I did not expect a supernatural element. I don't recall anything like that in the original show. It's no surprise that a Kung Fu show made for modern audiences would emulate the style of big-action Hong Kong movies of the sort we've become more familiar with since the original, but those don't always have fantasy aspects.
 
I did not expect a supernatural element. I don't recall anything like that in the original show. It's no surprise that a Kung Fu show made for modern audiences would emulate the style of big-action Hong Kong movies of the sort we've become more familiar with since the original, but those don't always have fantasy aspects.

There were a few original series episodes that had supernatural elements.

For example, in "The Devil's Champion" (S3 E8), an evil master controls a powerful champion (Soon-Taik Oh) by essentially demonic possession. After the evil has been defeated and the spell lifted from the champion by the Shaolin masters' mystic powers, the appearance of the evil master and his palace physically change, both to become old and decayed instead of young and vital.
 
It was okay, but very much in the CW formula, with a season-arc quest and romantic triangles and a cute hacker girl and everything. I'm not sure how it even constitutes a remake of Kung Fu. The only point of commonality is that the main character was trained in a Shaolin temple (which is actually a very familiar Vancouver location, though they did a great job with the digital Chinese mountainscape around it) and had their mentor killed. Although in the original, Caine had already killed his mentor's killer and had a price on his head as a result, making him a wandering fugitive of the sort so beloved by 1960s-70s TV series. That was the preferred formula then, but the preferred formula now is to keep a character in one place and surround them with an ensemble and an ongoing quest. And it looks like instead of having flashbacks as in the original, they're giving Nicky symbolic (or genuinely supernatural?) visitations by the ghost of her sifu.

## DATASET

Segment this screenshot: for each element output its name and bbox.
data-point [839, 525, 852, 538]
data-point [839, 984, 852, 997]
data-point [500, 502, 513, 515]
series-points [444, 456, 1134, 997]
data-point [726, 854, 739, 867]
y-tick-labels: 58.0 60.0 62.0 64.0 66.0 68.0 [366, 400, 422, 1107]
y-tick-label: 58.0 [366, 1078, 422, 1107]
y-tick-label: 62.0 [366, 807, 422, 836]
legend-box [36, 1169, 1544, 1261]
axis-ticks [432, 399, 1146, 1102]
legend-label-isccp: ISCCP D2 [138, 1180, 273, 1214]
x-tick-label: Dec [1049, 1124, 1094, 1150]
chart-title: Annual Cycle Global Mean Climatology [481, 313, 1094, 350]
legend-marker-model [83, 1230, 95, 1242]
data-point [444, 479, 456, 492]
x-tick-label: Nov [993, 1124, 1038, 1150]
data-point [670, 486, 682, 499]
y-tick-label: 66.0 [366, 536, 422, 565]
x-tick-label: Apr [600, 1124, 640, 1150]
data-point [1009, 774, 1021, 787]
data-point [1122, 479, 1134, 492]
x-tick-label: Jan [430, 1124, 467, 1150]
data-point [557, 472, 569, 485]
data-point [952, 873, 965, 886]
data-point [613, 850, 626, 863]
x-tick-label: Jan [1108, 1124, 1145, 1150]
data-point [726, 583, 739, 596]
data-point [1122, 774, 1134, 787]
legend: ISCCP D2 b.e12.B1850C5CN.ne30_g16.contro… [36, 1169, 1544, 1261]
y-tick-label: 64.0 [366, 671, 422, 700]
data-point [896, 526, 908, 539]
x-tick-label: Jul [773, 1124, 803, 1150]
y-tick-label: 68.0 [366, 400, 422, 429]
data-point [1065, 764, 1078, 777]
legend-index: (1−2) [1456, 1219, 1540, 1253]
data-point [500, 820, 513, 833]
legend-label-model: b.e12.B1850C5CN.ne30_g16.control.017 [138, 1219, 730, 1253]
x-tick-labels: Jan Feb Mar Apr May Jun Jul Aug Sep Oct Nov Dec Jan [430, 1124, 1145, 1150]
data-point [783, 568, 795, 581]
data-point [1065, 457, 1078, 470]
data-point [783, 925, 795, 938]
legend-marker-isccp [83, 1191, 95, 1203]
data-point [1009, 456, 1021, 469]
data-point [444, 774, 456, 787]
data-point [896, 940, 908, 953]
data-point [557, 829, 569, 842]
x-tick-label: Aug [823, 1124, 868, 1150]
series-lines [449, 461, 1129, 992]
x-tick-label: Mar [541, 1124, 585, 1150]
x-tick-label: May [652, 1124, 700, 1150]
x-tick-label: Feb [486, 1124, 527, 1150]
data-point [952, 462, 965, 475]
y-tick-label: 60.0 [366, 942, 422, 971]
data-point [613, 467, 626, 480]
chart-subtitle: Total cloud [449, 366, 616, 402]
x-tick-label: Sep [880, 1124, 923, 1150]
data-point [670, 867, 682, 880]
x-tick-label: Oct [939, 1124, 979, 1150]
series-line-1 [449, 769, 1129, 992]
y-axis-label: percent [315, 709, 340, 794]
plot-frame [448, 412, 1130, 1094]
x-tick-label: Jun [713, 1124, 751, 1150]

## WORK INSTRUCTION 1
In the discussion of the Kung Fu remake, which original series episode is given as an example of a supernatural element?
## WORK INSTRUCTION 2
Write the next few sentences of the discussion of the Kung Fu remake, picking up right after its final sentence.
The data comes from a different source than the text.

## RESPONSE BOX 1
"The Devil's Champion" (Season 3, Episode 8).

## RESPONSE BOX 2
I was excited by the idea of a series set in Chinese-American culture written by an Asian-American showrunner, but so far the roles seem more stereotypical than I expected -- the marriage-obsessed mother, the restaurant-owning father, the overachieving children with skills in math and medicine and computers and martial arts, the tong leader running Chinatown. Hopefully we'll get more nuance as the show goes on.

I did not expect a supernatural element. I don't recall anything like that in the original show. It's no surprise that a Kung Fu show made for modern audiences would emulate the style of big-action Hong Kong movies of the sort we've become more familiar with since the original, but those don't always have fantasy aspects.

Pretty much agree and the reason why i won't continue watching - too many tropes.
 
Oh, I'll keep watching. Like I said, the new show is made to fit today's formulas just as the old show was made to fit the preferred formulas of its time (Western, wandering-fugitive). But the old show had something distinctive to offer within those formulas -- its philosophical aspect and its hero who preferred nonviolence to gunplay. The new show could offer something worthwhile too, if it manages to convey an authentic Chinese-American voice. It just feels a little broad at this point, but I'll give it a chance.
 
There were a few original series episodes that had supernatural elements.

For example, in "The Devil's Champion" (S3 E8), an evil master controls a powerful champion (Soon-Taik Oh) by essentially demonic possession. After the evil has been defeated and the spell lifted from the champion by the Shaolin masters' mystic powers, the appearance of the evil master and his palace physically change, both to become old and decayed instead of young and vital.
There was also the ep where three assassins were sent after Cain, including one with mind powers (Clyde Kusatsu?), who caused Cain to hallucinate fighting an evil doppelganger.
 
There was also the ep where three assassins were sent after Cain, including one with mind powers (Clyde Kusatsu?), who caused Cain to hallucinate fighting an evil doppelganger.
That's right. It was the two-parter, "Blood of the Dragon." That was Clyde Kusatsu. Those episodes also had Patricia Neal.